**What you will do**.
Scan the material below for the string "residenza", and copy every line where it shows up.
start Data provided
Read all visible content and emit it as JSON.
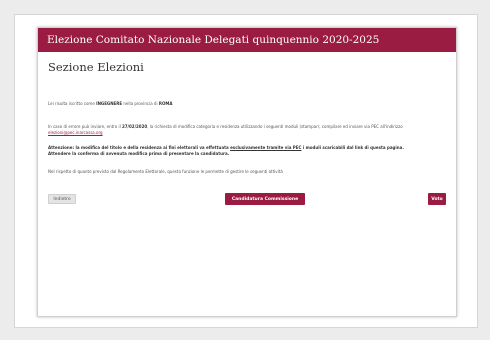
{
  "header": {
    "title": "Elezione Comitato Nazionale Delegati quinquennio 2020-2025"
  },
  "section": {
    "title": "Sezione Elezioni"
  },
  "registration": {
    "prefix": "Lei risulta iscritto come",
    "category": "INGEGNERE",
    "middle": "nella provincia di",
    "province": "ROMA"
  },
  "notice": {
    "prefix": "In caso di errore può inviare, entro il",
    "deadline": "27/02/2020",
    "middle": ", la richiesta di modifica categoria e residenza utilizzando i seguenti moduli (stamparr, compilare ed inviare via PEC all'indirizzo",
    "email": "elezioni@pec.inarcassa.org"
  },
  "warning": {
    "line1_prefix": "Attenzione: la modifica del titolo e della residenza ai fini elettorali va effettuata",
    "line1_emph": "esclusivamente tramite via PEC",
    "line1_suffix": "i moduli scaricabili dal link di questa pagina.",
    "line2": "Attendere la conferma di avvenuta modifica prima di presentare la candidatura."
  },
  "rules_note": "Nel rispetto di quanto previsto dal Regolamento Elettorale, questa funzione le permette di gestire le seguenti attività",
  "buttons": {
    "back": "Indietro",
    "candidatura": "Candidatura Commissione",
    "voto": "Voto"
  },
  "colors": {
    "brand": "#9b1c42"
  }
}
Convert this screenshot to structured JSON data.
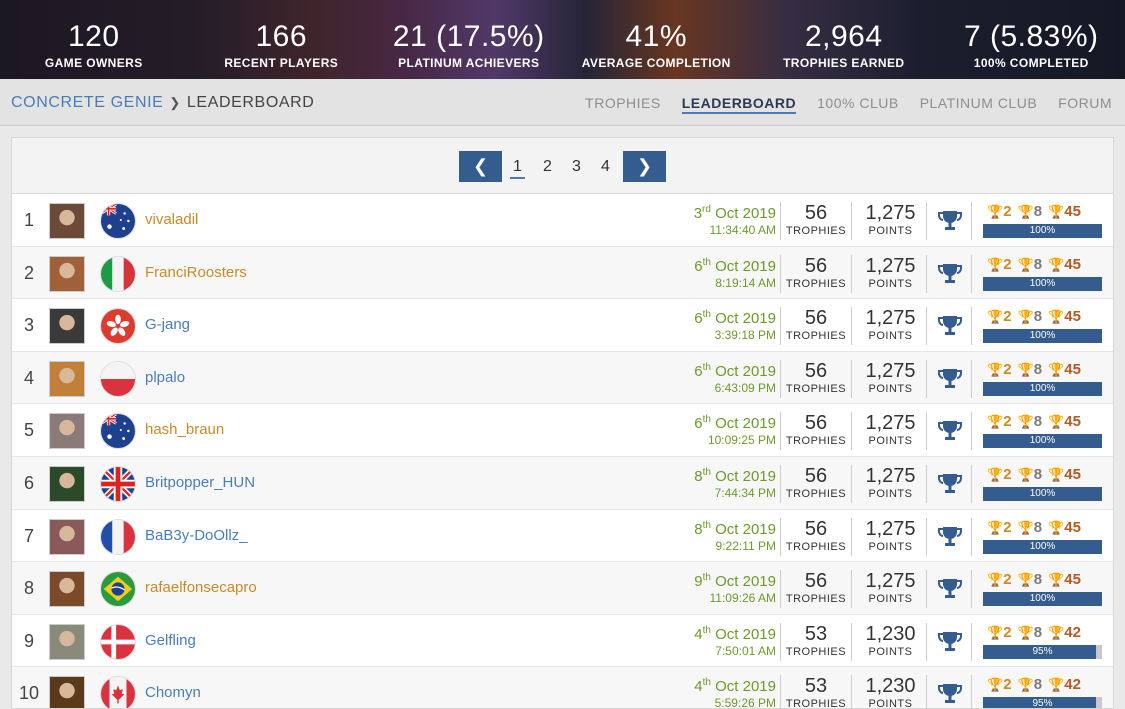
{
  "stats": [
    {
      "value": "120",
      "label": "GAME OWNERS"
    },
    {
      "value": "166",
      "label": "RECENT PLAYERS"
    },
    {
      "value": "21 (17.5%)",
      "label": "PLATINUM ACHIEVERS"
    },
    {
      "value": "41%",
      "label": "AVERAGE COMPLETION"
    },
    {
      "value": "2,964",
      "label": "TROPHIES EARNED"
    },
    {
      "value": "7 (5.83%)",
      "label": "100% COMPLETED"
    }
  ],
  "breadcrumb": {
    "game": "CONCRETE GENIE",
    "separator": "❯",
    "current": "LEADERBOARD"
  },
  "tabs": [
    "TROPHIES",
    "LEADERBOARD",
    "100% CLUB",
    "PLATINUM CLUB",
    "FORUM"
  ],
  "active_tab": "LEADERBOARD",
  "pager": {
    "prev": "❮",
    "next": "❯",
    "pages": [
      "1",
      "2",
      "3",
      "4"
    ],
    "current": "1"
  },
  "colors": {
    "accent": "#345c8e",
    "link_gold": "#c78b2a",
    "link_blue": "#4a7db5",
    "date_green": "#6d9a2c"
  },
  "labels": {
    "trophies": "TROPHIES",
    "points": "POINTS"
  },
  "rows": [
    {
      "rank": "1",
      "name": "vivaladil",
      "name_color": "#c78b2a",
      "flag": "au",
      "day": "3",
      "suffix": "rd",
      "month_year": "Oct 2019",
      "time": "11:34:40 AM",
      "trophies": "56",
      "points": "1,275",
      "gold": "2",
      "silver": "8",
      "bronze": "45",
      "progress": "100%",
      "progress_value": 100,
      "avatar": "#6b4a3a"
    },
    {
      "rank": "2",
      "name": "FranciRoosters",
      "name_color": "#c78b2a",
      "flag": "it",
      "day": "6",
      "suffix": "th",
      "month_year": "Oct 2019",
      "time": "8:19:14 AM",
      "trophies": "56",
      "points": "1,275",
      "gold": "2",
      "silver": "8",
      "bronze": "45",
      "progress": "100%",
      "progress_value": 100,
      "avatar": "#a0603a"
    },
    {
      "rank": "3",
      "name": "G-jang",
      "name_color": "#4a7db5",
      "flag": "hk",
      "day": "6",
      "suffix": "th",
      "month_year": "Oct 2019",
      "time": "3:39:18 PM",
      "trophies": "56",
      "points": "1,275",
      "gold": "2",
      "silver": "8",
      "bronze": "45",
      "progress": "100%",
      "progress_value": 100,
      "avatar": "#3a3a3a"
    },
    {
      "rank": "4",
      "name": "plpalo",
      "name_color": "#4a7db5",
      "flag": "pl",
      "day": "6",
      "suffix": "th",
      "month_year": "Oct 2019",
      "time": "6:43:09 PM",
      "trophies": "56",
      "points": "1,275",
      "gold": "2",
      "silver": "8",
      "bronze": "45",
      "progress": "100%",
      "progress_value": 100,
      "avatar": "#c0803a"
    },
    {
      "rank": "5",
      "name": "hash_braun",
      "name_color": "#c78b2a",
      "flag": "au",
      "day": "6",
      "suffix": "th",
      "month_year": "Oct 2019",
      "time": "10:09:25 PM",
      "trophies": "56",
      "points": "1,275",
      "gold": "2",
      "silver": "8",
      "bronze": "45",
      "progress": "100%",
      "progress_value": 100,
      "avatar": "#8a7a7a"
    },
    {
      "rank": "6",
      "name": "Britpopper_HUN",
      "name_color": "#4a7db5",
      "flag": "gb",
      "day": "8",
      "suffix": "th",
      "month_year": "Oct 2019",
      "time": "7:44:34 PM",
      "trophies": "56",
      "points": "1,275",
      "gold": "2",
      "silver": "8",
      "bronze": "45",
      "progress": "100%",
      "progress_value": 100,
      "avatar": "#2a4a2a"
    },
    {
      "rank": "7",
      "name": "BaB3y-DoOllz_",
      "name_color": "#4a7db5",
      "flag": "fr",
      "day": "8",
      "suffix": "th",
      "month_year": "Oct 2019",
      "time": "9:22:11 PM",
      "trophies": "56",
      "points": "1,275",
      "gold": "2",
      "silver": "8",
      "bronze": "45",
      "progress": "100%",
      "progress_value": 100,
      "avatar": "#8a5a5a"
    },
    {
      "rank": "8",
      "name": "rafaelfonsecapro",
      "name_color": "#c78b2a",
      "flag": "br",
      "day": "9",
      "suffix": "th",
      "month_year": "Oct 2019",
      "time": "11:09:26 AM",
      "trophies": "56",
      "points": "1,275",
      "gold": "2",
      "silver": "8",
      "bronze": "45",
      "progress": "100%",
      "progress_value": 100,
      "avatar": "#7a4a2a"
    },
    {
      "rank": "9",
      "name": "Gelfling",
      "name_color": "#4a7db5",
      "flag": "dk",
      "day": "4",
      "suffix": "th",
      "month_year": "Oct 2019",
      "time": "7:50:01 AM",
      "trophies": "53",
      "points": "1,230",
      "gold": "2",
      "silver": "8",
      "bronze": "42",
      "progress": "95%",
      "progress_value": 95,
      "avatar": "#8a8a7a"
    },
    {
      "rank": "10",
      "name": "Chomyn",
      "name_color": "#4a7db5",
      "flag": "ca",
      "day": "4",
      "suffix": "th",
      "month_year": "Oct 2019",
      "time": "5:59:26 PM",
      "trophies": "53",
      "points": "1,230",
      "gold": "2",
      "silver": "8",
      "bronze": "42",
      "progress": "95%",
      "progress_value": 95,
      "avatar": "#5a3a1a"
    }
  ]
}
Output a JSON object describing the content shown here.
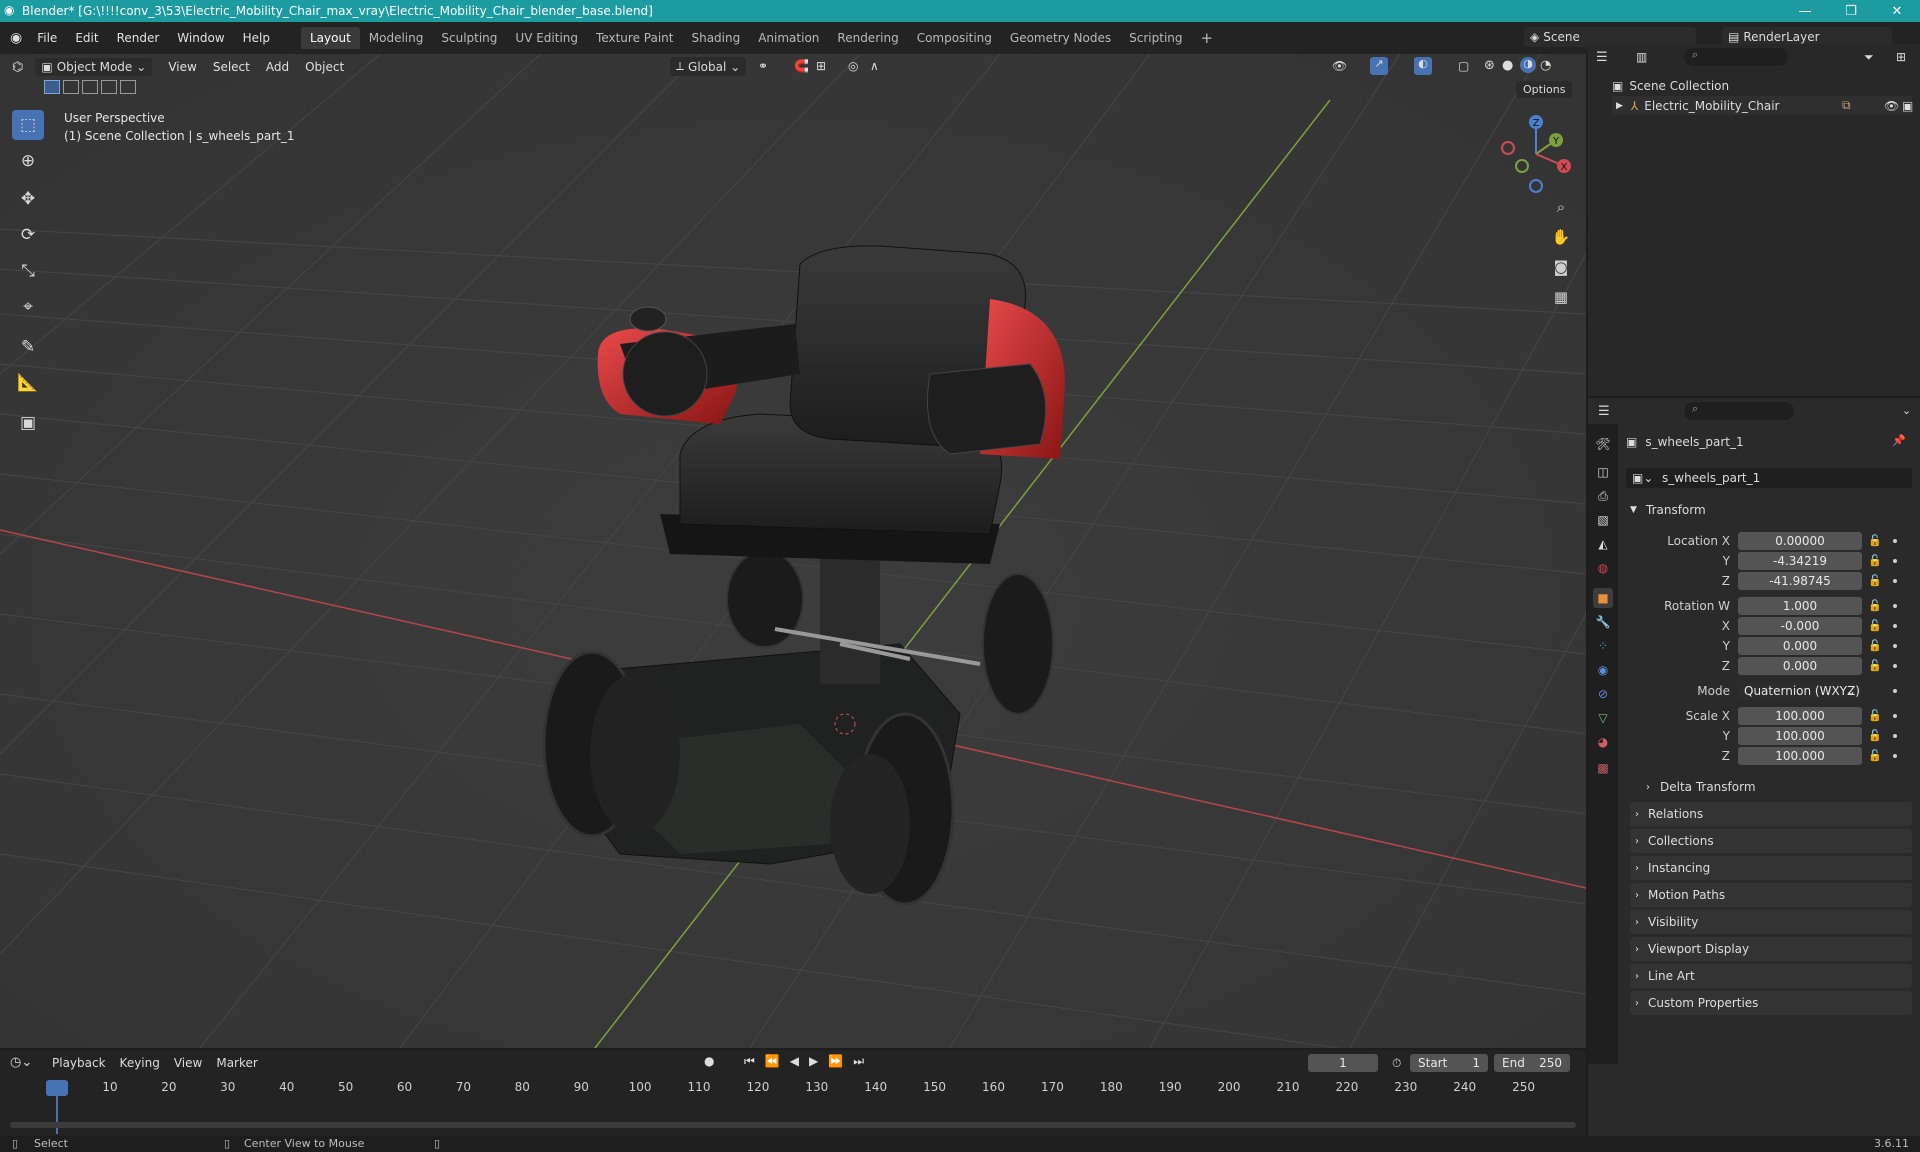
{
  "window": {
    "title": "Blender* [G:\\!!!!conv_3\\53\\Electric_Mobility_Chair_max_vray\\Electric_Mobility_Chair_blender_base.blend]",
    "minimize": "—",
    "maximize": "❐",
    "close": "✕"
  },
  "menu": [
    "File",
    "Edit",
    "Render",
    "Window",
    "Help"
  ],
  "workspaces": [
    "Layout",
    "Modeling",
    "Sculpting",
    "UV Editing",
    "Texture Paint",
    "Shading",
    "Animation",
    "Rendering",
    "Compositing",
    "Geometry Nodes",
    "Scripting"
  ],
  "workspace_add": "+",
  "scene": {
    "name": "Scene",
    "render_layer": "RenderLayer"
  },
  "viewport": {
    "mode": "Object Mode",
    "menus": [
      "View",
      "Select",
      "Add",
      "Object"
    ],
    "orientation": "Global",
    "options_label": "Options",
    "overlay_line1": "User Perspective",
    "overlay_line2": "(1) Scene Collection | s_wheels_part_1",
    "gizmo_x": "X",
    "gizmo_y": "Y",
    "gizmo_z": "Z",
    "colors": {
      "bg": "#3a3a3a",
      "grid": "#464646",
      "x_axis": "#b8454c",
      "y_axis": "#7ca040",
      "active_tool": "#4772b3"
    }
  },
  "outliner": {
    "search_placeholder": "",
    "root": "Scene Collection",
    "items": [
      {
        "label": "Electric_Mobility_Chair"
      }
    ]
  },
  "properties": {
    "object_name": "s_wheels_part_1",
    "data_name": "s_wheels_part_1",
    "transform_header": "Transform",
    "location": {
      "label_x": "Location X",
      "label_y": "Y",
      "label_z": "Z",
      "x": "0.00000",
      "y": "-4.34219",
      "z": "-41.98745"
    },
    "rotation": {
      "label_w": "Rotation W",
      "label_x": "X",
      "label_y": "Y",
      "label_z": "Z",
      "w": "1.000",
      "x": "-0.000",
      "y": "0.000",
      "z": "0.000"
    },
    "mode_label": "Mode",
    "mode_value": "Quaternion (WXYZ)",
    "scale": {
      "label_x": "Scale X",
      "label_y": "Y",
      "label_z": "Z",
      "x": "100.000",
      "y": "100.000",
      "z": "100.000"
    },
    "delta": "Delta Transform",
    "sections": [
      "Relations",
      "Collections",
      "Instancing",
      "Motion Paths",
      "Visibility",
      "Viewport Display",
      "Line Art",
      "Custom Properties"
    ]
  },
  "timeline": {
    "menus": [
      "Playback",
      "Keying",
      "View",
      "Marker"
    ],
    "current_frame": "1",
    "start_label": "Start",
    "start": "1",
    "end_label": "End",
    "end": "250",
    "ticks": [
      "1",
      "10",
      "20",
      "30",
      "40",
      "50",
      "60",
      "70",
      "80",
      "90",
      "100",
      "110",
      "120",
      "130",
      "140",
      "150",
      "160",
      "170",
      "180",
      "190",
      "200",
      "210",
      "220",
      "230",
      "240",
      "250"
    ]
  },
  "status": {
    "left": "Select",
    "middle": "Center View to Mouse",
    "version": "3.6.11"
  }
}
end Data provided
**Response to the exercise**.
    "middle": ", la richiesta di modifica categoria e residenza utilizzando i seguenti moduli (stamparr, compilare ed inviare via PEC all'indirizzo",
    "line1_prefix": "Attenzione: la modifica del titolo e della residenza ai fini elettorali va effettuata",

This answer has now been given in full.